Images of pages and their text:
=====

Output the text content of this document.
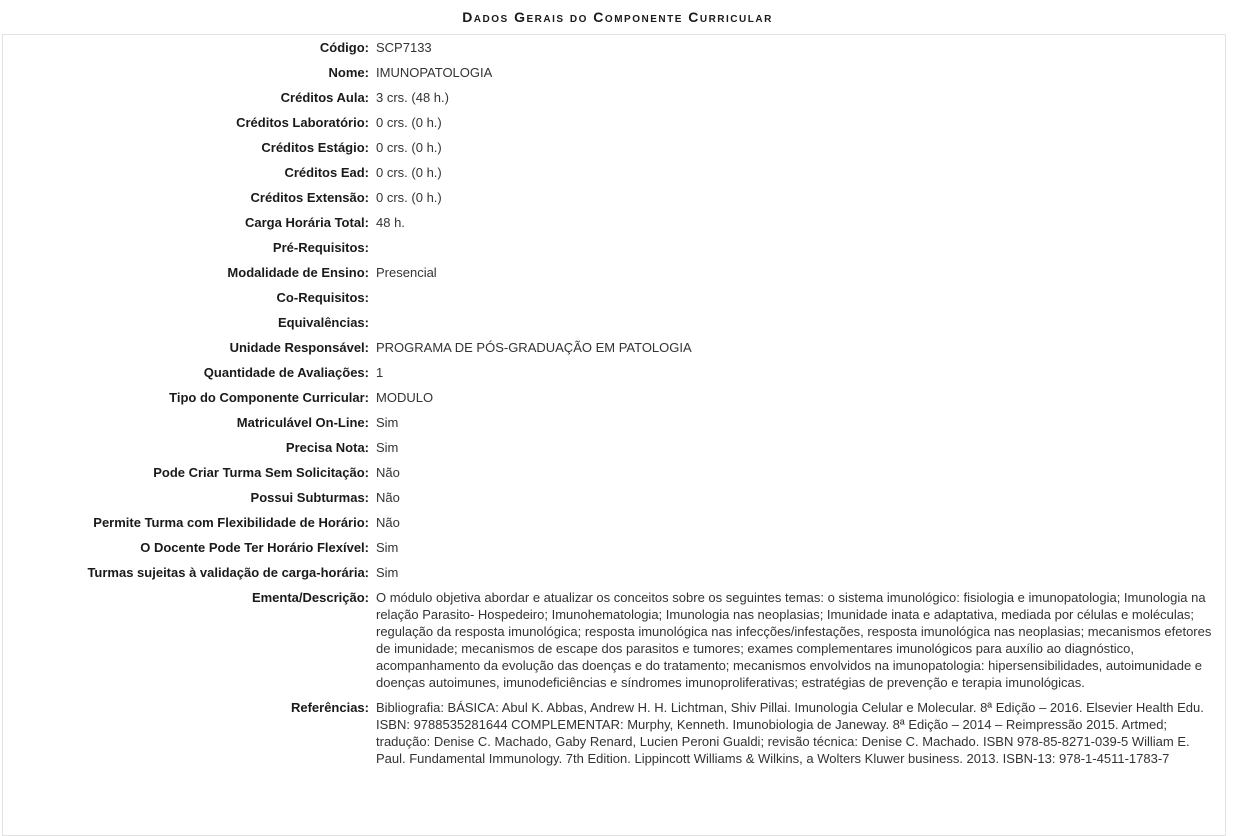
Dados Gerais do Componente Curricular
Código:	SCP7133
Nome:	IMUNOPATOLOGIA
Créditos Aula:	3 crs. (48 h.)
Créditos Laboratório:	0 crs. (0 h.)
Créditos Estágio:	0 crs. (0 h.)
Créditos Ead:	0 crs. (0 h.)
Créditos Extensão:	0 crs. (0 h.)
Carga Horária Total:	48 h.
Pré-Requisitos:	
Modalidade de Ensino:	Presencial
Co-Requisitos:	
Equivalências:	
Unidade Responsável:	PROGRAMA DE PÓS-GRADUAÇÃO EM PATOLOGIA
Quantidade de Avaliações:	1
Tipo do Componente Curricular:	MODULO
Matriculável On-Line:	Sim
Precisa Nota:	Sim
Pode Criar Turma Sem Solicitação:	Não
Possui Subturmas:	Não
Permite Turma com Flexibilidade de Horário:	Não
O Docente Pode Ter Horário Flexível:	Sim
Turmas sujeitas à validação de carga-horária:	Sim
Ementa/Descrição:	O módulo objetiva abordar e atualizar os conceitos sobre os seguintes temas: o sistema imunológico: fisiologia e imunopatologia; Imunologia na relação Parasito- Hospedeiro; Imunohematologia; Imunologia nas neoplasias; Imunidade inata e adaptativa, mediada por células e moléculas; regulação da resposta imunológica; resposta imunológica nas infecções/infestações, resposta imunológica nas neoplasias; mecanismos efetores de imunidade; mecanismos de escape dos parasitos e tumores; exames complementares imunológicos para auxílio ao diagnóstico, acompanhamento da evolução das doenças e do tratamento; mecanismos envolvidos na imunopatologia: hipersensibilidades, autoimunidade e doenças autoimunes, imunodeficiências e síndromes imunoproliferativas; estratégias de prevenção e terapia imunológicas.
Referências:	Bibliografia: BÁSICA: Abul K. Abbas, Andrew H. H. Lichtman, Shiv Pillai. Imunologia Celular e Molecular. 8ª Edição – 2016. Elsevier Health Edu. ISBN: 9788535281644 COMPLEMENTAR: Murphy, Kenneth. Imunobiologia de Janeway. 8ª Edição – 2014 – Reimpressão 2015. Artmed; tradução: Denise C. Machado, Gaby Renard, Lucien Peroni Gualdi; revisão técnica: Denise C. Machado. ISBN 978-85-8271-039-5 William E. Paul. Fundamental Immunology. 7th Edition. Lippincott Williams & Wilkins, a Wolters Kluwer business. 2013. ISBN-13: 978-1-4511-1783-7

=====

Task statement:
Search the entries for the word "Créditos", then list each line that holds it.

Answer to the problem:
Créditos Aula:	3 crs. (48 h.)
Créditos Laboratório:	0 crs. (0 h.)
Créditos Estágio:	0 crs. (0 h.)
Créditos Ead:	0 crs. (0 h.)
Créditos Extensão:	0 crs. (0 h.)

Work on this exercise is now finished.